Stated problem:
Every line that holds the string "this" is to be identified and copied.

[Begin]

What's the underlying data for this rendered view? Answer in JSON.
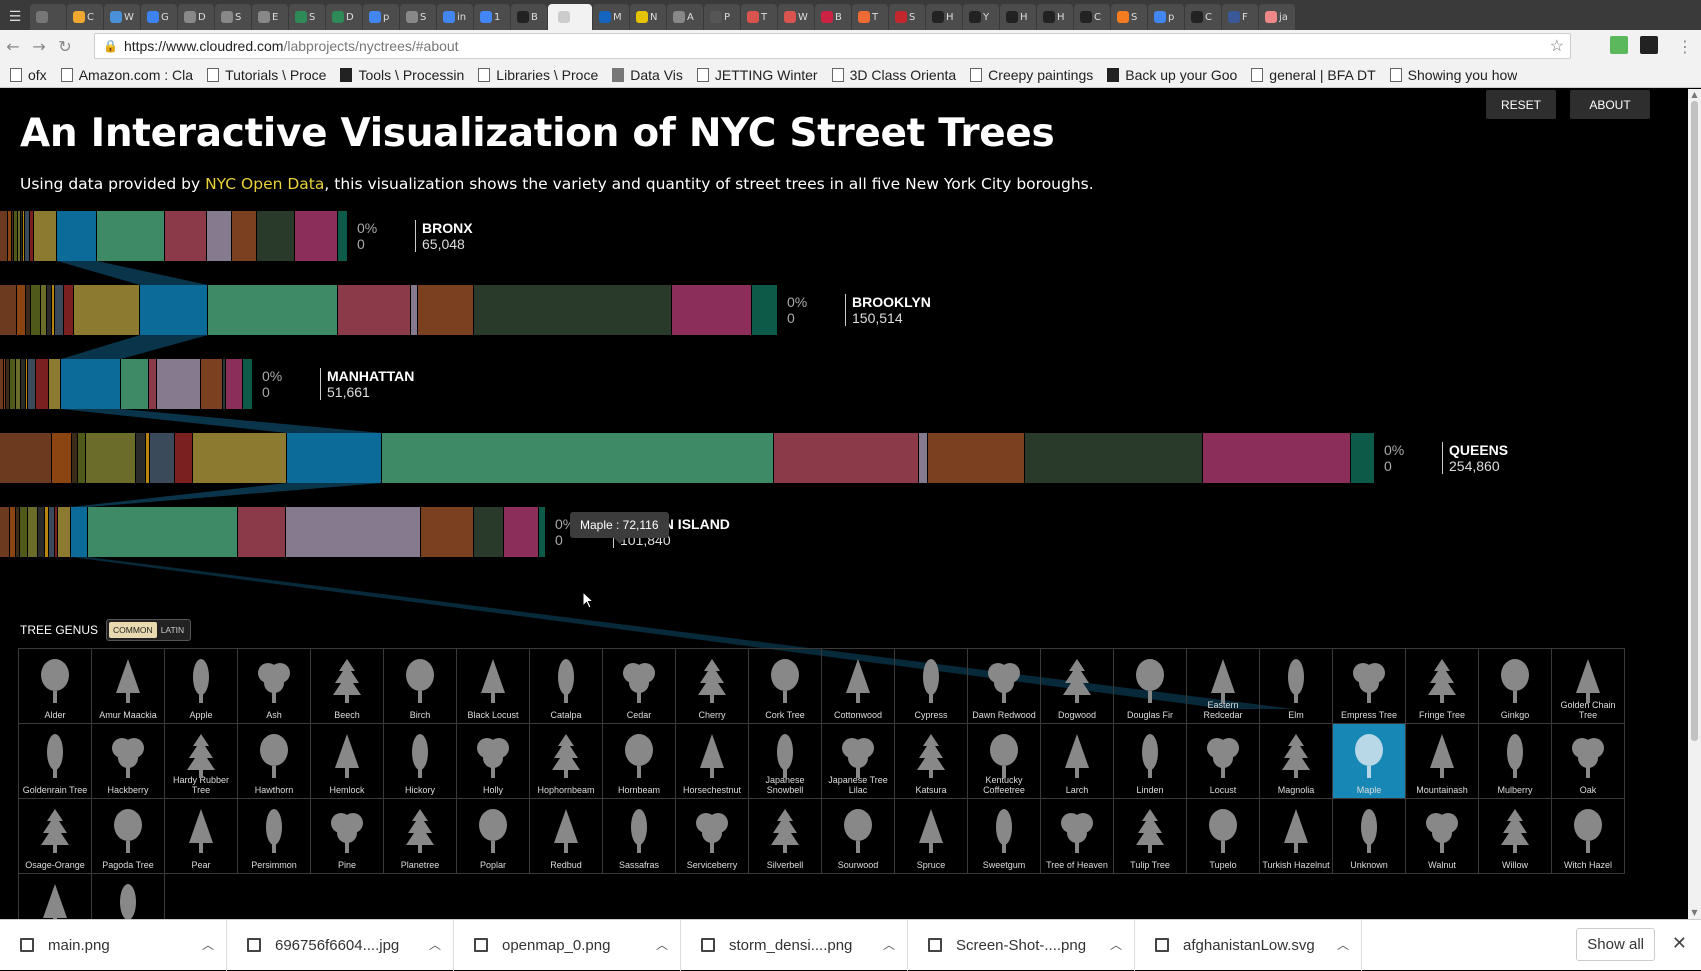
{
  "browser": {
    "tabs": [
      {
        "t": "",
        "c": "#777"
      },
      {
        "t": "C",
        "c": "#f0a830"
      },
      {
        "t": "W",
        "c": "#4a90d9"
      },
      {
        "t": "G",
        "c": "#3c82f0"
      },
      {
        "t": "D",
        "c": "#888"
      },
      {
        "t": "S",
        "c": "#888"
      },
      {
        "t": "E",
        "c": "#888"
      },
      {
        "t": "S",
        "c": "#2e8b57"
      },
      {
        "t": "D",
        "c": "#2e8b57"
      },
      {
        "t": "p",
        "c": "#4285f4"
      },
      {
        "t": "S",
        "c": "#888"
      },
      {
        "t": "in",
        "c": "#4285f4"
      },
      {
        "t": "1",
        "c": "#4285f4"
      },
      {
        "t": "B",
        "c": "#222"
      },
      {
        "t": "",
        "c": "#ccc"
      },
      {
        "t": "M",
        "c": "#1565c0"
      },
      {
        "t": "N",
        "c": "#e6c300"
      },
      {
        "t": "A",
        "c": "#888"
      },
      {
        "t": "P",
        "c": "#555"
      },
      {
        "t": "T",
        "c": "#d9534f"
      },
      {
        "t": "W",
        "c": "#d9534f"
      },
      {
        "t": "B",
        "c": "#c24"
      },
      {
        "t": "T",
        "c": "#f06a35"
      },
      {
        "t": "S",
        "c": "#c1272d"
      },
      {
        "t": "H",
        "c": "#222"
      },
      {
        "t": "Y",
        "c": "#222"
      },
      {
        "t": "H",
        "c": "#222"
      },
      {
        "t": "H",
        "c": "#222"
      },
      {
        "t": "C",
        "c": "#222"
      },
      {
        "t": "S",
        "c": "#f47b20"
      },
      {
        "t": "p",
        "c": "#4285f4"
      },
      {
        "t": "C",
        "c": "#222"
      },
      {
        "t": "F",
        "c": "#3b5998"
      },
      {
        "t": "ja",
        "c": "#e88"
      }
    ],
    "url_host": "https://www.cloudred.com",
    "url_path": "/labprojects/nyctrees/#about",
    "bookmarks": [
      "ofx",
      "Amazon.com : Cla",
      "Tutorials \\ Proce",
      "Tools \\ Processin",
      "Libraries \\ Proce",
      "Data Vis",
      "JETTING Winter",
      "3D Class Orienta",
      "Creepy paintings",
      "Back up your Goo",
      "general | BFA DT",
      "Showing you how"
    ]
  },
  "header": {
    "reset_label": "RESET",
    "about_label": "ABOUT",
    "title": "An Interactive Visualization of NYC Street Trees",
    "subtitle_pre": "Using data provided by ",
    "subtitle_link": "NYC Open Data",
    "subtitle_post": ", this visualization shows the variety and quantity of street trees in all five New York City boroughs."
  },
  "chart_data": {
    "type": "bar",
    "title": "An Interactive Visualization of NYC Street Trees",
    "categories": [
      "BRONX",
      "BROOKLYN",
      "MANHATTAN",
      "QUEENS",
      "STATEN ISLAND"
    ],
    "values": [
      65048,
      150514,
      51661,
      254860,
      101840
    ],
    "percent_labels": [
      "0%",
      "0%",
      "0%",
      "0%",
      "0%"
    ],
    "selected_labels": [
      "0",
      "0",
      "0",
      "0",
      "0"
    ],
    "highlighted_series": "Maple",
    "highlighted_values": [
      null,
      null,
      null,
      72116,
      null
    ],
    "tooltip": "Maple : 72,116",
    "segment_colors": [
      "#6b3a1f",
      "#8b4513",
      "#3d2b1a",
      "#4f5a1a",
      "#6b6b2a",
      "#2a2a2a",
      "#b8860b",
      "#3a4a5a",
      "#7a2020",
      "#8b7a30",
      "#0d6b9a",
      "#3e8a66",
      "#8b3a4a",
      "#857a8e",
      "#7a4020",
      "#2a3a2a",
      "#8b2f5a",
      "#0e5a48"
    ],
    "segments": [
      [
        8,
        4,
        2,
        4,
        3,
        2,
        2,
        5,
        4,
        23,
        40,
        68,
        42,
        25,
        25,
        38,
        43,
        10
      ],
      [
        17,
        9,
        5,
        10,
        6,
        5,
        3,
        9,
        10,
        66,
        68,
        130,
        73,
        7,
        56,
        198,
        80,
        26
      ],
      [
        4,
        2,
        4,
        6,
        5,
        5,
        2,
        8,
        13,
        12,
        60,
        28,
        8,
        44,
        22,
        3,
        17,
        10
      ],
      [
        52,
        20,
        6,
        8,
        50,
        10,
        4,
        25,
        18,
        94,
        95,
        392,
        145,
        9,
        97,
        178,
        148,
        24
      ],
      [
        10,
        6,
        4,
        8,
        10,
        7,
        4,
        6,
        3,
        13,
        17,
        150,
        48,
        135,
        53,
        30,
        35,
        7
      ]
    ]
  },
  "genus": {
    "title": "TREE GENUS",
    "toggle_common": "COMMON",
    "toggle_latin": "LATIN",
    "selected": "Maple",
    "trees": [
      "Alder",
      "Amur Maackia",
      "Apple",
      "Ash",
      "Beech",
      "Birch",
      "Black Locust",
      "Catalpa",
      "Cedar",
      "Cherry",
      "Cork Tree",
      "Cottonwood",
      "Cypress",
      "Dawn Redwood",
      "Dogwood",
      "Douglas Fir",
      "Eastern Redcedar",
      "Elm",
      "Empress Tree",
      "Fringe Tree",
      "Ginkgo",
      "Golden Chain Tree",
      "Goldenrain Tree",
      "Hackberry",
      "Hardy Rubber Tree",
      "Hawthorn",
      "Hemlock",
      "Hickory",
      "Holly",
      "Hophornbeam",
      "Hornbeam",
      "Horsechestnut",
      "Japanese Snowbell",
      "Japanese Tree Lilac",
      "Katsura",
      "Kentucky Coffeetree",
      "Larch",
      "Linden",
      "Locust",
      "Magnolia",
      "Maple",
      "Mountainash",
      "Mulberry",
      "Oak",
      "Osage-Orange",
      "Pagoda Tree",
      "Pear",
      "Persimmon",
      "Pine",
      "Planetree",
      "Poplar",
      "Redbud",
      "Sassafras",
      "Serviceberry",
      "Silverbell",
      "Sourwood",
      "Spruce",
      "Sweetgum",
      "Tree of Heaven",
      "Tulip Tree",
      "Tupelo",
      "Turkish Hazelnut",
      "Unknown",
      "Walnut",
      "Willow",
      "Witch Hazel",
      "",
      ""
    ]
  },
  "downloads": {
    "files": [
      "main.png",
      "696756f6604....jpg",
      "openmap_0.png",
      "storm_densi....png",
      "Screen-Shot-....png",
      "afghanistanLow.svg"
    ],
    "show_all": "Show all"
  }
}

[End]

Correct response:
What's the underlying data for this rendered view? Answer in JSON.
    "subtitle_post": ", this visualization shows the variety and quantity of street trees in all five New York City boroughs."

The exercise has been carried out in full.